Goal
Leave the pictures out, and retype all of the material exactly as written.

'''

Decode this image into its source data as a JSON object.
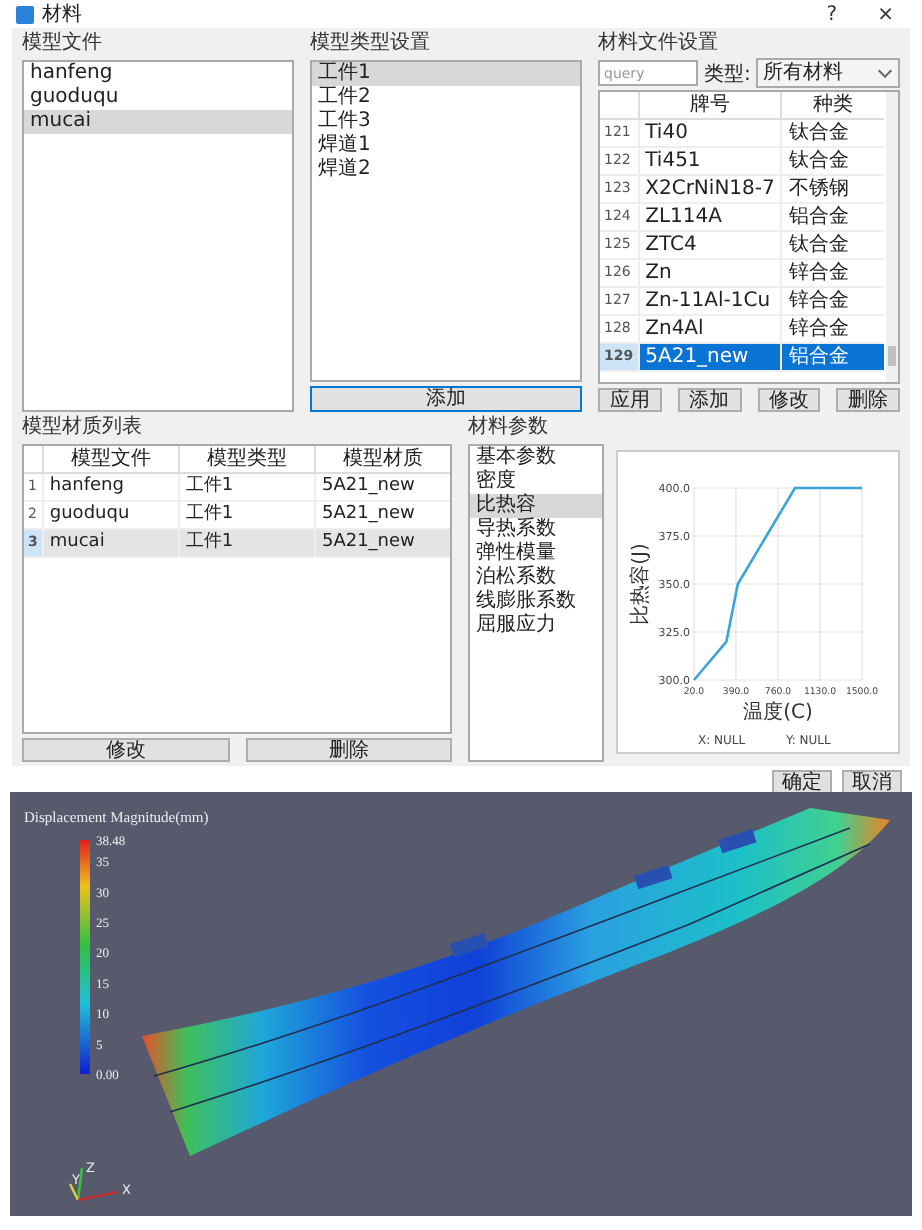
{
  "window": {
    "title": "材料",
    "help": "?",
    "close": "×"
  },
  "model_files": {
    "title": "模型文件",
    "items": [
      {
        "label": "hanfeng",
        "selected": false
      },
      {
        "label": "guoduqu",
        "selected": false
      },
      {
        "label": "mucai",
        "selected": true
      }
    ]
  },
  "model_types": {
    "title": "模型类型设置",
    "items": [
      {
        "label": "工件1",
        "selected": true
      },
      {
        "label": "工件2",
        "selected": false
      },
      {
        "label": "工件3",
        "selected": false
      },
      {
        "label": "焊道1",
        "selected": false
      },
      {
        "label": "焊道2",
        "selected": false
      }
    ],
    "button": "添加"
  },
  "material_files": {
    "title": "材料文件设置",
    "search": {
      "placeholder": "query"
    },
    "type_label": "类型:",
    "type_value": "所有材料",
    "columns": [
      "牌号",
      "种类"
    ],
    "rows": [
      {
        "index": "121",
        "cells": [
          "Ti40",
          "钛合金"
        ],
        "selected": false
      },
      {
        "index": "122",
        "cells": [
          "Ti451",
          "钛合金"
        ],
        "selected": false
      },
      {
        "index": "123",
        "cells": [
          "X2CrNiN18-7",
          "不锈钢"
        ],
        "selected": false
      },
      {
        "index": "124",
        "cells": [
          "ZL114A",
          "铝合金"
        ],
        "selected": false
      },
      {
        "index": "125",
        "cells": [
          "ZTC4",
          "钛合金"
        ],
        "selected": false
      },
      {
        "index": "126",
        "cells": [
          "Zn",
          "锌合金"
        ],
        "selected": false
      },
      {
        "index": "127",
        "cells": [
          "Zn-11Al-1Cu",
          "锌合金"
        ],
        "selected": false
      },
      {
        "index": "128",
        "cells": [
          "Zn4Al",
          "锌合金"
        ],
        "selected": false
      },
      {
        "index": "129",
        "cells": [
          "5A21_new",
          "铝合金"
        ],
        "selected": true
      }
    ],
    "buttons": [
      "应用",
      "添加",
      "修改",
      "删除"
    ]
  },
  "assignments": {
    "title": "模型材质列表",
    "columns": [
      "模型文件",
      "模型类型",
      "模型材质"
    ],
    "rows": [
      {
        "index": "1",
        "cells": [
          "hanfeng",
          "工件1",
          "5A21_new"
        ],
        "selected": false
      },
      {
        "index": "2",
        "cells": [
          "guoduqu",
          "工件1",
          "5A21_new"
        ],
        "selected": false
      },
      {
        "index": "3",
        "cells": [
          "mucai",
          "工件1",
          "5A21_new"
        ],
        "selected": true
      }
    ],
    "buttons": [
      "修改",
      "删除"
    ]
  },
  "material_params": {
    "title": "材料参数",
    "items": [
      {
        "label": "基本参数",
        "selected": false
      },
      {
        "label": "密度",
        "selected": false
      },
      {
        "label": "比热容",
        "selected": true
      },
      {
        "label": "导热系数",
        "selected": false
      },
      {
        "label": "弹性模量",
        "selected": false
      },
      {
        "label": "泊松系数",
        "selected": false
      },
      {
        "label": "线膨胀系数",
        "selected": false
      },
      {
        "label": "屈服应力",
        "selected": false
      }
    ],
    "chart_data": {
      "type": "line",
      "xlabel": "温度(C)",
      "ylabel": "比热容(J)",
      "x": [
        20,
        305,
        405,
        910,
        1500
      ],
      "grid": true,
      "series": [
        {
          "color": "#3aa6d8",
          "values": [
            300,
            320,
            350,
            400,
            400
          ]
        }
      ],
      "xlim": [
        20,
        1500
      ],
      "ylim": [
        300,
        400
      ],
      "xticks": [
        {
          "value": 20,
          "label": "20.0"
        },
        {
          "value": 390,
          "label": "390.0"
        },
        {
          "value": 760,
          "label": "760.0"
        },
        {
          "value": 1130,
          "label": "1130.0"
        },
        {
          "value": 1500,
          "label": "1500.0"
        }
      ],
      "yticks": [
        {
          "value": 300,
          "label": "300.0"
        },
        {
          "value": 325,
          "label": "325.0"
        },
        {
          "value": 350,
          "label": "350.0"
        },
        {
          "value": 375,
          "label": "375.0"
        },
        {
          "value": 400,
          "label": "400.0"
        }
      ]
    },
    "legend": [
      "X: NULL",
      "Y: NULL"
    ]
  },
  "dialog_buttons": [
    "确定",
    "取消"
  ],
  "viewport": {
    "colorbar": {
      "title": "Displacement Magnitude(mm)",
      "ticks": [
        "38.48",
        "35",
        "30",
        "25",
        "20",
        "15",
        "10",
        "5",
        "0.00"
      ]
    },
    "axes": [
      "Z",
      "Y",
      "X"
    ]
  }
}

'''

Complete answer
Decode this image into its source data as a JSON object.
{
  "window": {
    "title": "材料",
    "help": "?",
    "close": "×"
  },
  "model_files": {
    "title": "模型文件",
    "items": [
      {
        "label": "hanfeng",
        "selected": false
      },
      {
        "label": "guoduqu",
        "selected": false
      },
      {
        "label": "mucai",
        "selected": true
      }
    ]
  },
  "model_types": {
    "title": "模型类型设置",
    "items": [
      {
        "label": "工件1",
        "selected": true
      },
      {
        "label": "工件2",
        "selected": false
      },
      {
        "label": "工件3",
        "selected": false
      },
      {
        "label": "焊道1",
        "selected": false
      },
      {
        "label": "焊道2",
        "selected": false
      }
    ],
    "button": "添加"
  },
  "material_files": {
    "title": "材料文件设置",
    "search": {
      "placeholder": "query"
    },
    "type_label": "类型:",
    "type_value": "所有材料",
    "columns": [
      "牌号",
      "种类"
    ],
    "rows": [
      {
        "index": "121",
        "cells": [
          "Ti40",
          "钛合金"
        ],
        "selected": false
      },
      {
        "index": "122",
        "cells": [
          "Ti451",
          "钛合金"
        ],
        "selected": false
      },
      {
        "index": "123",
        "cells": [
          "X2CrNiN18-7",
          "不锈钢"
        ],
        "selected": false
      },
      {
        "index": "124",
        "cells": [
          "ZL114A",
          "铝合金"
        ],
        "selected": false
      },
      {
        "index": "125",
        "cells": [
          "ZTC4",
          "钛合金"
        ],
        "selected": false
      },
      {
        "index": "126",
        "cells": [
          "Zn",
          "锌合金"
        ],
        "selected": false
      },
      {
        "index": "127",
        "cells": [
          "Zn-11Al-1Cu",
          "锌合金"
        ],
        "selected": false
      },
      {
        "index": "128",
        "cells": [
          "Zn4Al",
          "锌合金"
        ],
        "selected": false
      },
      {
        "index": "129",
        "cells": [
          "5A21_new",
          "铝合金"
        ],
        "selected": true
      }
    ],
    "buttons": [
      "应用",
      "添加",
      "修改",
      "删除"
    ]
  },
  "assignments": {
    "title": "模型材质列表",
    "columns": [
      "模型文件",
      "模型类型",
      "模型材质"
    ],
    "rows": [
      {
        "index": "1",
        "cells": [
          "hanfeng",
          "工件1",
          "5A21_new"
        ],
        "selected": false
      },
      {
        "index": "2",
        "cells": [
          "guoduqu",
          "工件1",
          "5A21_new"
        ],
        "selected": false
      },
      {
        "index": "3",
        "cells": [
          "mucai",
          "工件1",
          "5A21_new"
        ],
        "selected": true
      }
    ],
    "buttons": [
      "修改",
      "删除"
    ]
  },
  "material_params": {
    "title": "材料参数",
    "items": [
      {
        "label": "基本参数",
        "selected": false
      },
      {
        "label": "密度",
        "selected": false
      },
      {
        "label": "比热容",
        "selected": true
      },
      {
        "label": "导热系数",
        "selected": false
      },
      {
        "label": "弹性模量",
        "selected": false
      },
      {
        "label": "泊松系数",
        "selected": false
      },
      {
        "label": "线膨胀系数",
        "selected": false
      },
      {
        "label": "屈服应力",
        "selected": false
      }
    ],
    "chart_data": {
      "type": "line",
      "xlabel": "温度(C)",
      "ylabel": "比热容(J)",
      "x": [
        20,
        305,
        405,
        910,
        1500
      ],
      "grid": true,
      "series": [
        {
          "color": "#3aa6d8",
          "values": [
            300,
            320,
            350,
            400,
            400
          ]
        }
      ],
      "xlim": [
        20,
        1500
      ],
      "ylim": [
        300,
        400
      ],
      "xticks": [
        {
          "value": 20,
          "label": "20.0"
        },
        {
          "value": 390,
          "label": "390.0"
        },
        {
          "value": 760,
          "label": "760.0"
        },
        {
          "value": 1130,
          "label": "1130.0"
        },
        {
          "value": 1500,
          "label": "1500.0"
        }
      ],
      "yticks": [
        {
          "value": 300,
          "label": "300.0"
        },
        {
          "value": 325,
          "label": "325.0"
        },
        {
          "value": 350,
          "label": "350.0"
        },
        {
          "value": 375,
          "label": "375.0"
        },
        {
          "value": 400,
          "label": "400.0"
        }
      ]
    },
    "legend": [
      "X: NULL",
      "Y: NULL"
    ]
  },
  "dialog_buttons": [
    "确定",
    "取消"
  ],
  "viewport": {
    "colorbar": {
      "title": "Displacement Magnitude(mm)",
      "ticks": [
        "38.48",
        "35",
        "30",
        "25",
        "20",
        "15",
        "10",
        "5",
        "0.00"
      ]
    },
    "axes": [
      "Z",
      "Y",
      "X"
    ]
  }
}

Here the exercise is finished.